Find every line below that contains the word "года" and copy it out.
[BEGIN Data provided]
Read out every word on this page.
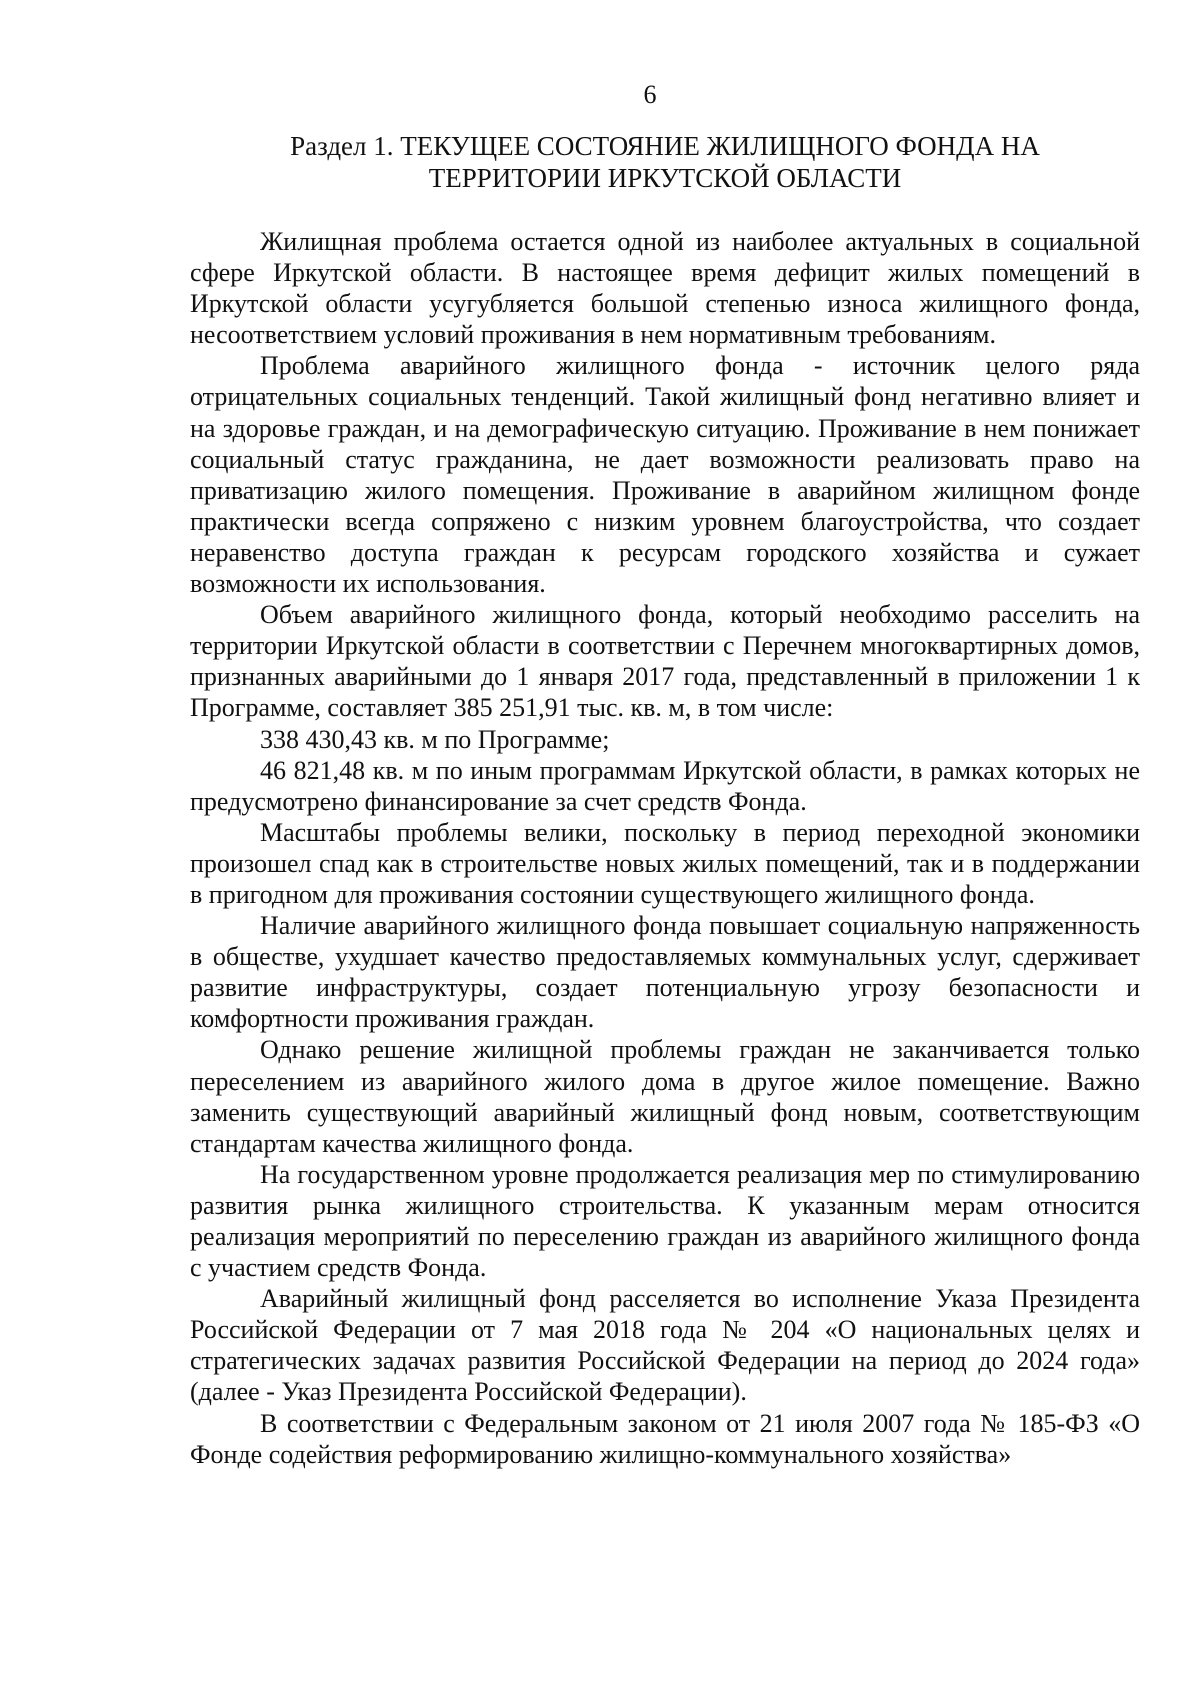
6
Раздел 1. ТЕКУЩЕЕ СОСТОЯНИЕ ЖИЛИЩНОГО ФОНДА НА
ТЕРРИТОРИИ ИРКУТСКОЙ ОБЛАСТИ

Жилищная проблема остается одной из наиболее актуальных в социальной сфере Иркутской области. В настоящее время дефицит жилых помещений в Иркутской области усугубляется большой степенью износа жилищного фонда, несоответствием условий проживания в нем нормативным требованиям.

Проблема аварийного жилищного фонда - источник целого ряда отрицательных социальных тенденций. Такой жилищный фонд негативно влияет и на здоровье граждан, и на демографическую ситуацию. Проживание в нем понижает социальный статус гражданина, не дает возможности реализовать право на приватизацию жилого помещения. Проживание в аварийном жилищном фонде практически всегда сопряжено с низким уровнем благоустройства, что создает неравенство доступа граждан к ресурсам городского хозяйства и сужает возможности их использования.

Объем аварийного жилищного фонда, который необходимо расселить на территории Иркутской области в соответствии с Перечнем многоквартирных домов, признанных аварийными до 1 января 2017 года, представленный в приложении 1 к Программе, составляет 385 251,91 тыс. кв. м, в том числе:

338 430,43 кв. м по Программе;

46 821,48 кв. м по иным программам Иркутской области, в рамках которых не предусмотрено финансирование за счет средств Фонда.

Масштабы проблемы велики, поскольку в период переходной экономики произошел спад как в строительстве новых жилых помещений, так и в поддержании в пригодном для проживания состоянии существующего жилищного фонда.

Наличие аварийного жилищного фонда повышает социальную напряженность в обществе, ухудшает качество предоставляемых коммунальных услуг, сдерживает развитие инфраструктуры, создает потенциальную угрозу безопасности и комфортности проживания граждан.

Однако решение жилищной проблемы граждан не заканчивается только переселением из аварийного жилого дома в другое жилое помещение. Важно заменить существующий аварийный жилищный фонд новым, соответствующим стандартам качества жилищного фонда.

На государственном уровне продолжается реализация мер по стимулированию развития рынка жилищного строительства. К указанным мерам относится реализация мероприятий по переселению граждан из аварийного жилищного фонда с участием средств Фонда.

Аварийный жилищный фонд расселяется во исполнение Указа Президента Российской Федерации от 7 мая 2018 года № 204 «О национальных целях и стратегических задачах развития Российской Федерации на период до 2024 года» (далее - Указ Президента Российской Федерации).

В соответствии с Федеральным законом от 21 июля 2007 года № 185-ФЗ «О Фонде содействия реформированию жилищно-коммунального хозяйства»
[END Data provided]
The response:
Объем аварийного жилищного фонда, который необходимо расселить на территории Иркутской области в соответствии с Перечнем многоквартирных домов, признанных аварийными до 1 января 2017 года, представленный в приложении 1 к Программе, составляет 385 251,91 тыс. кв. м, в том числе:
Аварийный жилищный фонд расселяется во исполнение Указа Президента Российской Федерации от 7 мая 2018 года № 204 «О национальных целях и стратегических задачах развития Российской Федерации на период до 2024 года» (далее - Указ Президента Российской Федерации).
В соответствии с Федеральным законом от 21 июля 2007 года № 185-ФЗ «О Фонде содействия реформированию жилищно-коммунального хозяйства»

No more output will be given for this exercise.